→ **Cuplikan Dokumen**:
########################################
Rizal Mutaqin, seorang Letnan Satu Corps Komunikasi dan Elektronika (Cke) TNI AD dan pendiri Bhumi Literasi Anak Bangsa, baru saja diundang menjadi narasumber dalam acara Kartika Podcast. Podcast tersebut memiliki judul yang sangat relevan dengan kontribusi Rizal dalam dunia literasi, yakni Mengkukir Karya Melalui Tulisan Lettu Cke Rizal Mutaqin. Episode ini telah tayang di YouTube Channel resmi TNI Angkatan Darat, menarik perhatian banyak penonton yang tertarik dengan perjalanan Rizal di dunia literasi.
Dalam podcast tersebut, Rizal Mutaqin berbagi kisah inspiratif tentang awal mula dirinya mendirikan Bhumi Literasi Anak Bangsa, sebuah platform yang bertujuan untuk mengembangkan kemampuan literasi generasi muda Indonesia. Rizal bercerita bahwa Bhumi Literasi tidak hanya sekadar platform penerbitan, tetapi juga sebuah gerakan yang bertujuan memberdayakan anak bangsa melalui karya tulis. Ia meyakini bahwa dengan literasi, masyarakat dapat lebih kritis, kreatif, dan produktif dalam menyampaikan ide serta gagasan.
Melalui diskusi yang penuh wawasan, Rizal mengungkapkan bahwa ide mendirikan Bhumi Literasi berawal dari kecintaannya terhadap dunia literasi dan keprihatinan terhadap minimnya minat baca dan menulis di kalangan generasi muda. Dengan latar belakang sebagai anggota TNI yang juga memiliki pendidikan IT, Rizal ingin memadukan ilmu pengetahuan teknologi dengan literasi. Menurutnya, teknologi dapat menjadi alat yang sangat efektif untuk meningkatkan minat baca dan menulis jika digunakan dengan cara yang tepat.
Selama podcast berlangsung, Rizal juga menjelaskan beberapa tantangan yang ia hadapi dalam merintis Bhumi Literasi. Salah satunya adalah mengubah persepsi bahwa membaca dan menulis bukanlah hal yang membosankan, melainkan sebuah kegiatan yang bisa membuka wawasan serta menambah nilai dalam kehidupan sehari-hari. Rizal menyampaikan bahwa kesuksesan literasi adalah kerja keras yang melibatkan banyak pihak, dan melalui Bhumi Literasi, ia berusaha untuk menciptakan ekosistem yang mendukung tumbuhnya budaya literasi di Indonesia.
########################################
→ **Cuplikan Data**:

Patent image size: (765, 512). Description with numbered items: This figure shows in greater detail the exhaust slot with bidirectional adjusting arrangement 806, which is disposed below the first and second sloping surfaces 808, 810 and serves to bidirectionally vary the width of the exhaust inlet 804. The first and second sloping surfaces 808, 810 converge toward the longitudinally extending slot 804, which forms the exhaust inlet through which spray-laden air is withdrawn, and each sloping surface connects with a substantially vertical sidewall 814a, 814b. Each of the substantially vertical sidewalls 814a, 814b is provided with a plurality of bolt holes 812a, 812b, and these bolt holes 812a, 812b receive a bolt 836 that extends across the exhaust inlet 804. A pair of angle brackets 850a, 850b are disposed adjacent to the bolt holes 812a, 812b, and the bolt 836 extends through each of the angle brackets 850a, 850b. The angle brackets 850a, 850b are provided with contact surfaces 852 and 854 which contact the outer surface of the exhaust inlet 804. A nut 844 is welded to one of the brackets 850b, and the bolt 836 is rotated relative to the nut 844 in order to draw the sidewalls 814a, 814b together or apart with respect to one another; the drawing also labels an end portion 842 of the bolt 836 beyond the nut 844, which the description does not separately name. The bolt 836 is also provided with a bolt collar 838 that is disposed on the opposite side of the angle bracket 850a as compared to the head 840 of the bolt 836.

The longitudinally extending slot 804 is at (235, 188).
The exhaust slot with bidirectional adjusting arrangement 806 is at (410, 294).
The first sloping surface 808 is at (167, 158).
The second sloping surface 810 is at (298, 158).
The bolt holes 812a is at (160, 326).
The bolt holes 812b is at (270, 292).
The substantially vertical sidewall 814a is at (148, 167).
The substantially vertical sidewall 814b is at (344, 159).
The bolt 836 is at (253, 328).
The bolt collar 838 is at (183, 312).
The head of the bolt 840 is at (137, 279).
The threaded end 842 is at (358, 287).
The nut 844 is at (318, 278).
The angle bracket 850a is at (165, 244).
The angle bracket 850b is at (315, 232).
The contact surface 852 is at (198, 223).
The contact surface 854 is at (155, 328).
########################################
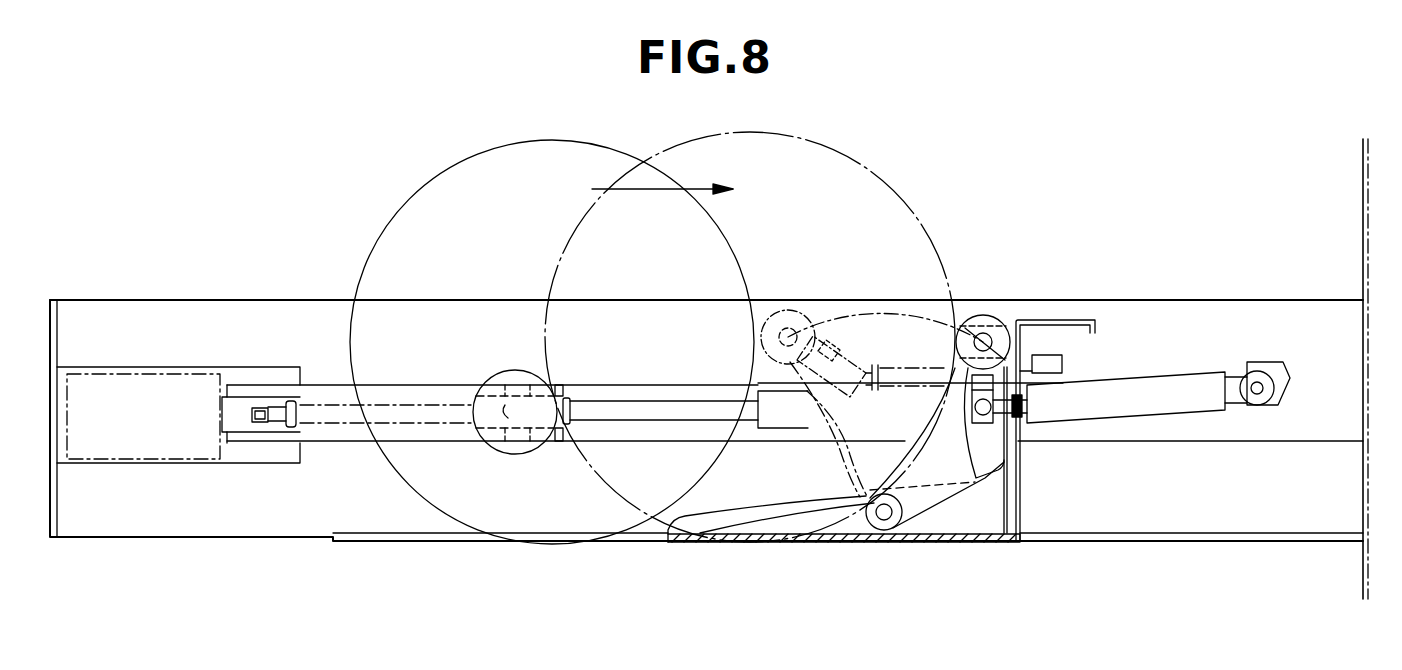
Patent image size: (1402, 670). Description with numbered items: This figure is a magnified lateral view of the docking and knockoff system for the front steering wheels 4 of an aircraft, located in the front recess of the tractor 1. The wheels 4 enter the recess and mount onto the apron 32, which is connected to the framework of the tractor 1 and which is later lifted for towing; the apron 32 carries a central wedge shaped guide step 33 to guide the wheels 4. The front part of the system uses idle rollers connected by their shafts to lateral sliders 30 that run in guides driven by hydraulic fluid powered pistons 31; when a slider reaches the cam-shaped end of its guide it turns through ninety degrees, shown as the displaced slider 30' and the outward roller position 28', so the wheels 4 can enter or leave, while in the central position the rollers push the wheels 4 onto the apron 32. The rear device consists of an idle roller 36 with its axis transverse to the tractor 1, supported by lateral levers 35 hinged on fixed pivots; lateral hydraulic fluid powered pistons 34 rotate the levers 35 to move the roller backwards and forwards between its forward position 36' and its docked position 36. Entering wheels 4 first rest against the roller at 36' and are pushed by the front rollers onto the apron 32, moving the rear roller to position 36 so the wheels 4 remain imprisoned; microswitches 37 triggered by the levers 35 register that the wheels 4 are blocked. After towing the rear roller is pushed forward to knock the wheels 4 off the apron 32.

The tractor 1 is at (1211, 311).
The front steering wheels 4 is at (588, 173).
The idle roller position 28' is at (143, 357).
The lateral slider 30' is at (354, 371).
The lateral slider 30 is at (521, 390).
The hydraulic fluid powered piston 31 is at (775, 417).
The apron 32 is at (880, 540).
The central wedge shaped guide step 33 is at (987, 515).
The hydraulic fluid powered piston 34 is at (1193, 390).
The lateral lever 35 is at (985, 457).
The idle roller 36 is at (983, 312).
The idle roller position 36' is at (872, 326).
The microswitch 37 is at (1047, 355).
########################################
→ **Tugas 1**:
Tulis ulang baris-baris data, mulai dari baris yang memuat "Patent image size: (1402, 670)." sampai dengan baris yang memuat "The idle roller position 28'". Ganti "magnified" dengan "enlarged", dan biarkan bagian lain tetap sama.
→ **Tugas 2**:
Lanjutkan tulisan tentang Rizal Mutaqin dan Bhumi Literasi Anak Bangsa dari kalimat terakhirnya.

→ **Jawaban 1**:
Patent image size: (1402, 670). Description with numbered items: This figure is a enlarged lateral view of the docking and knockoff system for the front steering wheels 4 of an aircraft, located in the front recess of the tractor 1. The wheels 4 enter the recess and mount onto the apron 32, which is connected to the framework of the tractor 1 and which is later lifted for towing; the apron 32 carries a central wedge shaped guide step 33 to guide the wheels 4. The front part of the system uses idle rollers connected by their shafts to lateral sliders 30 that run in guides driven by hydraulic fluid powered pistons 31; when a slider reaches the cam-shaped end of its guide it turns through ninety degrees, shown as the displaced slider 30' and the outward roller position 28', so the wheels 4 can enter or leave, while in the central position the rollers push the wheels 4 onto the apron 32. The rear device consists of an idle roller 36 with its axis transverse to the tractor 1, supported by lateral levers 35 hinged on fixed pivots; lateral hydraulic fluid powered pistons 34 rotate the levers 35 to move the roller backwards and forwards between its forward position 36' and its docked position 36. Entering wheels 4 first rest against the roller at 36' and are pushed by the front rollers onto the apron 32, moving the rear roller to position 36 so the wheels 4 remain imprisoned; microswitches 37 triggered by the levers 35 register that the wheels 4 are blocked. After towing the rear roller is pushed forward to knock the wheels 4 off the apron 32.

The tractor 1 is at (1211, 311).
The front steering wheels 4 is at (588, 173).
The idle roller position 28' is at (143, 357).

→ **Jawaban 2**:
Rizal juga bercerita tentang berbagai kegiatan yang dilakukan oleh Bhumi Literasi Anak Bangsa, termasuk program mentoring, pelatihan penulisan, dan lomba literasi. Menurutnya, kegiatan ini bertujuan untuk menginspirasi dan melatih generasi muda agar mereka mampu mengungkapkan ide-ide kreatifnya melalui tulisan. Ia juga menekankan pentingnya kolaborasi antara penulis muda, akademisi, dan praktisi di bidang literasi untuk menciptakan karya yang berdaya guna bagi masyarakat luas.
Dalam podcast tersebut, Rizal tak lupa menyampaikan ucapan terima kasih kepada berbagai pihak yang telah mendukung Bhumi Literasi hingga saat ini. Mulai dari rekan-rekannya di TNI AD, hingga komunitas literasi yang terus memberikan dorongan semangat dan kontribusi nyata bagi perkembangan Bhumi Literasi. Ia juga menegaskan pentingnya sinergi antara dunia militer dan literasi untuk menciptakan bangsa yang tidak hanya kuat secara fisik, tetapi juga kuat dalam pemikiran.
Tak hanya membahas tentang Bhumi Literasi, Rizal Mutaqin juga berbagi pandangannya tentang peran penting literasi di kalangan prajurit TNI. Menurutnya, kemampuan literasi dapat membantu prajurit untuk lebih analitis dan reflektif dalam menjalankan tugas. Rizal meyakini bahwa prajurit yang gemar membaca dan menulis akan memiliki kepekaan yang lebih tinggi terhadap berbagai dinamika sosial, politik, dan budaya yang ada di masyarakat.
Rizal berharap bahwa melalui platform seperti Kartika Podcast, lebih banyak orang akan tertarik untuk berkontribusi dalam gerakan literasi, baik sebagai penulis, pembaca, maupun pendukung. Ia juga berpesan kepada para generasi muda untuk tidak takut bermimpi dan berinovasi melalui karya-karya tulis mereka. Menurutnya, setiap tulisan memiliki kekuatan untuk mengubah dunia, asalkan dilakukan dengan tekun dan penuh dedikasi.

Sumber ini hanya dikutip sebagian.